— begin —
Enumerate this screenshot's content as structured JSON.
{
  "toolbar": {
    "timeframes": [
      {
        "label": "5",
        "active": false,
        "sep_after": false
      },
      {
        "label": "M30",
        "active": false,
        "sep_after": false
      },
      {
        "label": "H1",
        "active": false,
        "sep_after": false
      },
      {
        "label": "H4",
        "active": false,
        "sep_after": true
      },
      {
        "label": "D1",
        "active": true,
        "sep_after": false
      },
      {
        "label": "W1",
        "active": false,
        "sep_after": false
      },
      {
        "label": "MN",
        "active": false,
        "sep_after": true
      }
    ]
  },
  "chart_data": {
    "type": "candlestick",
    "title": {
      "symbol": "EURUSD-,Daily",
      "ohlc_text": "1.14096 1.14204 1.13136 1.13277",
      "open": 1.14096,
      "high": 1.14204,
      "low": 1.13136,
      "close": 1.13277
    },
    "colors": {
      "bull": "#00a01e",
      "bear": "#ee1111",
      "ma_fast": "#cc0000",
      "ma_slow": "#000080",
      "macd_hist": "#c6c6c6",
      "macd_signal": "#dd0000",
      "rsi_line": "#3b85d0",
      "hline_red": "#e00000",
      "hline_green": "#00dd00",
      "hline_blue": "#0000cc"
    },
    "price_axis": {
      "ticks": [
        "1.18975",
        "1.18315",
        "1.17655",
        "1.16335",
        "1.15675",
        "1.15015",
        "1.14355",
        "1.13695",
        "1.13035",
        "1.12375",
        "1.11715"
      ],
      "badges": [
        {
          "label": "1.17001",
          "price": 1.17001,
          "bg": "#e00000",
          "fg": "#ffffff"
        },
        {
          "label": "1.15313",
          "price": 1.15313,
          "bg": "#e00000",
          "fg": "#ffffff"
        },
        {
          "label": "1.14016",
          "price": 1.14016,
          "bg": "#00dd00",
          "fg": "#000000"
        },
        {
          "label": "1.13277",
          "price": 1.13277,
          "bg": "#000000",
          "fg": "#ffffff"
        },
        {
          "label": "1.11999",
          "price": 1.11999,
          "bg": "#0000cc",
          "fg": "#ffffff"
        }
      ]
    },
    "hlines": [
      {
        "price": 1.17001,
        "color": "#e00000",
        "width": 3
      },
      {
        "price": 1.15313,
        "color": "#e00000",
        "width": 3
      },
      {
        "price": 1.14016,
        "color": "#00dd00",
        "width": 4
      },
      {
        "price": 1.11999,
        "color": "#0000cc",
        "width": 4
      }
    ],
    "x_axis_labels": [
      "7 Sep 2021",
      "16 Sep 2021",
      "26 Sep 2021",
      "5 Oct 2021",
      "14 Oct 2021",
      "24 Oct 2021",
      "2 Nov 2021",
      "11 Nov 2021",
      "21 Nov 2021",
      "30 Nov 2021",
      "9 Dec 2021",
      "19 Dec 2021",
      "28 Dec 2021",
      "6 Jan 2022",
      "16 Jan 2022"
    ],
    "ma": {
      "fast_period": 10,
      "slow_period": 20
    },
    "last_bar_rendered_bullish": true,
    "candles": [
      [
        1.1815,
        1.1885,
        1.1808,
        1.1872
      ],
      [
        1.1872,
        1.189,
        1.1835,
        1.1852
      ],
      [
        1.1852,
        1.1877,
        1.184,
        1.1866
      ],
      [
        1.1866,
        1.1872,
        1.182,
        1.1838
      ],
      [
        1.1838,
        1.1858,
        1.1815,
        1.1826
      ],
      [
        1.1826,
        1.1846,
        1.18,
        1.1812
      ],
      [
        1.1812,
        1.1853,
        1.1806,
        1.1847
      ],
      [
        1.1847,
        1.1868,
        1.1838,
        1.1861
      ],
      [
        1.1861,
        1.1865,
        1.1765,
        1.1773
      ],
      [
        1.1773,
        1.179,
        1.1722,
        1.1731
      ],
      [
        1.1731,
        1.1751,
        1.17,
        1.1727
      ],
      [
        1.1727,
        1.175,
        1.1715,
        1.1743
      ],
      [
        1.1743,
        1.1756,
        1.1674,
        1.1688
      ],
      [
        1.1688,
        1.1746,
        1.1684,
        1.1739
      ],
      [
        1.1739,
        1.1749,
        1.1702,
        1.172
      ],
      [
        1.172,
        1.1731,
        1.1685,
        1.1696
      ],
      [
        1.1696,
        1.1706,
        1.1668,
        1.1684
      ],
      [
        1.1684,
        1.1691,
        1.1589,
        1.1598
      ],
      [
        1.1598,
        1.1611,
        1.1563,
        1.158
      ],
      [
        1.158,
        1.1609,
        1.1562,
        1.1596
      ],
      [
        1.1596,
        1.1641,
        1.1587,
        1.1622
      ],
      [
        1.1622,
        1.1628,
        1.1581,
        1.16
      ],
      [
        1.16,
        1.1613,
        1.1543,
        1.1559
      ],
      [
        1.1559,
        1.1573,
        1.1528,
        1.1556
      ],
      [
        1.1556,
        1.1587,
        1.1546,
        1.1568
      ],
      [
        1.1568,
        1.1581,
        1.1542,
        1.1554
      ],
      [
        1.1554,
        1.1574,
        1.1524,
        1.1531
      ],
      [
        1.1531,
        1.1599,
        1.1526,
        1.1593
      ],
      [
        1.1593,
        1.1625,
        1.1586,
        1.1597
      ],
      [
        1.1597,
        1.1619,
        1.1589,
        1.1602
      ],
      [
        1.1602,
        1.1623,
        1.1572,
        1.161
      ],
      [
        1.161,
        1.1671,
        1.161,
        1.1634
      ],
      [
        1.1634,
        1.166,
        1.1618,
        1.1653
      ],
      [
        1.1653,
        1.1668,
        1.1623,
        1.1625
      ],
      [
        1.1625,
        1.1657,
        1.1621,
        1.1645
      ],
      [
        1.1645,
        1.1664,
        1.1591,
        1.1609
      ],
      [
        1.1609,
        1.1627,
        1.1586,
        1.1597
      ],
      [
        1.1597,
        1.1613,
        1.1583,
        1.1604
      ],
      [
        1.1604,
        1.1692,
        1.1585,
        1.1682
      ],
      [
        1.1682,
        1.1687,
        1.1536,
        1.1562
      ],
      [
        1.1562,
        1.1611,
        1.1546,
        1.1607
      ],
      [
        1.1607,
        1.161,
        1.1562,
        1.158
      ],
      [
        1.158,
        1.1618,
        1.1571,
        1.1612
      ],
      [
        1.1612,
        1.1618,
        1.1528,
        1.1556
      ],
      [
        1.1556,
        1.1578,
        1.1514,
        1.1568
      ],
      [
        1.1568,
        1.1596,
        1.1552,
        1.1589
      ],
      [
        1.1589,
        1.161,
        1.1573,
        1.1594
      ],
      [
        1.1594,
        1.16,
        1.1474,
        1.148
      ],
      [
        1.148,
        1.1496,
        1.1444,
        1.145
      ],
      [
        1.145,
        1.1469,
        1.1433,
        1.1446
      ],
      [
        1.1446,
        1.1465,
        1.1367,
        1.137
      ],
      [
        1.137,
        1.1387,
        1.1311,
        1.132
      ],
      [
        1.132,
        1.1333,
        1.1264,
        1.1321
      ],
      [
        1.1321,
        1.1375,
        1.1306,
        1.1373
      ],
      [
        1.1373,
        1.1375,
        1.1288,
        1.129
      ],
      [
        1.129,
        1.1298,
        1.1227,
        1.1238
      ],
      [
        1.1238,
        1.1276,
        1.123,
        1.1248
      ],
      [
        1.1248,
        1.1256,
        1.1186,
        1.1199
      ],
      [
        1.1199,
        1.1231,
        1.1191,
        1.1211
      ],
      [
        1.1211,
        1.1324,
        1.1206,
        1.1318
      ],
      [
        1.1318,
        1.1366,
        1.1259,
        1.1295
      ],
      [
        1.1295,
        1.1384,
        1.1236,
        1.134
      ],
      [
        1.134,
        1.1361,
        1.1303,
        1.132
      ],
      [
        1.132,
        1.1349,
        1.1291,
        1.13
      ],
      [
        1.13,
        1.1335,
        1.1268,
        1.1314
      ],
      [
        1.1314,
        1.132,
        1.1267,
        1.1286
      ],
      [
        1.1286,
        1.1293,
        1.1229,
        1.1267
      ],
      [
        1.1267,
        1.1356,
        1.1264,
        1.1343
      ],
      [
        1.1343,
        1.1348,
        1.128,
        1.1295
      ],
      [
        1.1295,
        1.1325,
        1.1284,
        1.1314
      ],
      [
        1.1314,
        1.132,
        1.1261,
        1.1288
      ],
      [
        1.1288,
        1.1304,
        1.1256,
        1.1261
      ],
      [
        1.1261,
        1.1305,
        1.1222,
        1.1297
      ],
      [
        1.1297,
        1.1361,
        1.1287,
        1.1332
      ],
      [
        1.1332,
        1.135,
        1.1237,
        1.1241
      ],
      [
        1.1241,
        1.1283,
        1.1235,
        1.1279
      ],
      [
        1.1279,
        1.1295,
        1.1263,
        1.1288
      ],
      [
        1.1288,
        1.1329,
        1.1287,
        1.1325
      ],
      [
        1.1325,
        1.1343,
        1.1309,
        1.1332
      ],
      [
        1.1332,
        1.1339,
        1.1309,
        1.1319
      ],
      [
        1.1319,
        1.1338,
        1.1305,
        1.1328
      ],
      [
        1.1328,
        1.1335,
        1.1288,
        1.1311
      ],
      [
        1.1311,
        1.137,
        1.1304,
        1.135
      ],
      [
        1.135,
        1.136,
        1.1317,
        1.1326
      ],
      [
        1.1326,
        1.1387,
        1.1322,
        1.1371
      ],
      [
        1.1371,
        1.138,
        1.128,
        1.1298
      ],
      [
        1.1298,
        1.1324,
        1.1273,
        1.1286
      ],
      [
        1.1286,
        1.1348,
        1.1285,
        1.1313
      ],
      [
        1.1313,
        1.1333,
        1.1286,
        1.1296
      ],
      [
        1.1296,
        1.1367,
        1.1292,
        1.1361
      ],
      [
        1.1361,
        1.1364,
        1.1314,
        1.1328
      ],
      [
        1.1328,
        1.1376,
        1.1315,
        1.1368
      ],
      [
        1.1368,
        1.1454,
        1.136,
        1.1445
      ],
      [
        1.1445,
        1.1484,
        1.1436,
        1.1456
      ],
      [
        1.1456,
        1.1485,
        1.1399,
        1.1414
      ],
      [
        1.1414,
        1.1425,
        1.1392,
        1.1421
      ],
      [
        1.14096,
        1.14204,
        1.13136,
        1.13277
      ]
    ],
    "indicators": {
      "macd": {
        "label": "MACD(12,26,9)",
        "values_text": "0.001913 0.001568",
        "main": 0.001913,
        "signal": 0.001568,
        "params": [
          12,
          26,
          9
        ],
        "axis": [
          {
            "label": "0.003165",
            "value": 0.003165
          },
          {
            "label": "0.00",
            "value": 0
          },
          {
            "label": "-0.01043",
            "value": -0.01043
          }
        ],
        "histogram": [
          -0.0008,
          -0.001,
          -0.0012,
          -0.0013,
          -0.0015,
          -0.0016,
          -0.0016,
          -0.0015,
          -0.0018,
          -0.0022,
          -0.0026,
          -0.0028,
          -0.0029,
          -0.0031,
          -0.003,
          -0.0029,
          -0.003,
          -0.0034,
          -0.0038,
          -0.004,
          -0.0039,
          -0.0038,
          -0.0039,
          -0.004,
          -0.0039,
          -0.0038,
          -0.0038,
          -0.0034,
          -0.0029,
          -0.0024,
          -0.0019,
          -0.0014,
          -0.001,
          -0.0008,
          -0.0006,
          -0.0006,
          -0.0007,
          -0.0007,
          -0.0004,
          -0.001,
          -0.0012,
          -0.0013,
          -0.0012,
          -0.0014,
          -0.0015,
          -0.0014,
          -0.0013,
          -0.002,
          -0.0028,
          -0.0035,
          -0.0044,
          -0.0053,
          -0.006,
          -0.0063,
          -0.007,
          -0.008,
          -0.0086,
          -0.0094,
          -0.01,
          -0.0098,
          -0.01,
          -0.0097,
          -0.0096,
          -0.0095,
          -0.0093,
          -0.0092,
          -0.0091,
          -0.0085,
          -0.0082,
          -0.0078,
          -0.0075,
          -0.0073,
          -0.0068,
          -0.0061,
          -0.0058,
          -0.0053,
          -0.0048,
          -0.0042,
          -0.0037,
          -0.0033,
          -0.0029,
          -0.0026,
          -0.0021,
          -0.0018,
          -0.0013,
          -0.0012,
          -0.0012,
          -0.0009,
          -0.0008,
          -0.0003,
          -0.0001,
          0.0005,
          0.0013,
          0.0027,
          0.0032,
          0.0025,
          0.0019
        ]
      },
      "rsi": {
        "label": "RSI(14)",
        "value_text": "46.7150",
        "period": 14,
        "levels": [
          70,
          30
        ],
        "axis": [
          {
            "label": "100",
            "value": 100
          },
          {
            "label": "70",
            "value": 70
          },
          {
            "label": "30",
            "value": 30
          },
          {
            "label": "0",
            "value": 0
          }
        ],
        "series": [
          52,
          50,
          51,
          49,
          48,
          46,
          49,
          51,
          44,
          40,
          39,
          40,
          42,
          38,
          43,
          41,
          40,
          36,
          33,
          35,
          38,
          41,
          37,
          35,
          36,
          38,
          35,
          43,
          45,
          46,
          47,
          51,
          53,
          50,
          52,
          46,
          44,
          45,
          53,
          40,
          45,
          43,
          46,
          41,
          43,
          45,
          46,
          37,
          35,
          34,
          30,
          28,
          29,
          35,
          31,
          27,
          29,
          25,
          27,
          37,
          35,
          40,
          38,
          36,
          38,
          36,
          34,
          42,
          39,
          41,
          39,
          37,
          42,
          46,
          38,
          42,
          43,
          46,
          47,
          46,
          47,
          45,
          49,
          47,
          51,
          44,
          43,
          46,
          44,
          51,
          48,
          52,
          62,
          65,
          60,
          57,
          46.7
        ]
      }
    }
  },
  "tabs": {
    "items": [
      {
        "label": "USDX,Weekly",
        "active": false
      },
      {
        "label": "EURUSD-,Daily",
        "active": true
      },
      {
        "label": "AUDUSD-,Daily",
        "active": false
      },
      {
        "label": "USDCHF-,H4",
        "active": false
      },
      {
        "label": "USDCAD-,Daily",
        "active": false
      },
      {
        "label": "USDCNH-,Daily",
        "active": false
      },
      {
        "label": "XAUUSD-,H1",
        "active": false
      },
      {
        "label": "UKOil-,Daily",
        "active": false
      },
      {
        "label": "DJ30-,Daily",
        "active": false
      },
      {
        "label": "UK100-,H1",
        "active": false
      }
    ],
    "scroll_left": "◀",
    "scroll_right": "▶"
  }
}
— end —
Copy all lines of the listing above that contain the string "Daily".

      "symbol": "EURUSD-,Daily",
        "label": "EURUSD-,Daily",
        "label": "AUDUSD-,Daily",
        "label": "USDCAD-,Daily",
        "label": "USDCNH-,Daily",
        "label": "UKOil-,Daily",
        "label": "DJ30-,Daily",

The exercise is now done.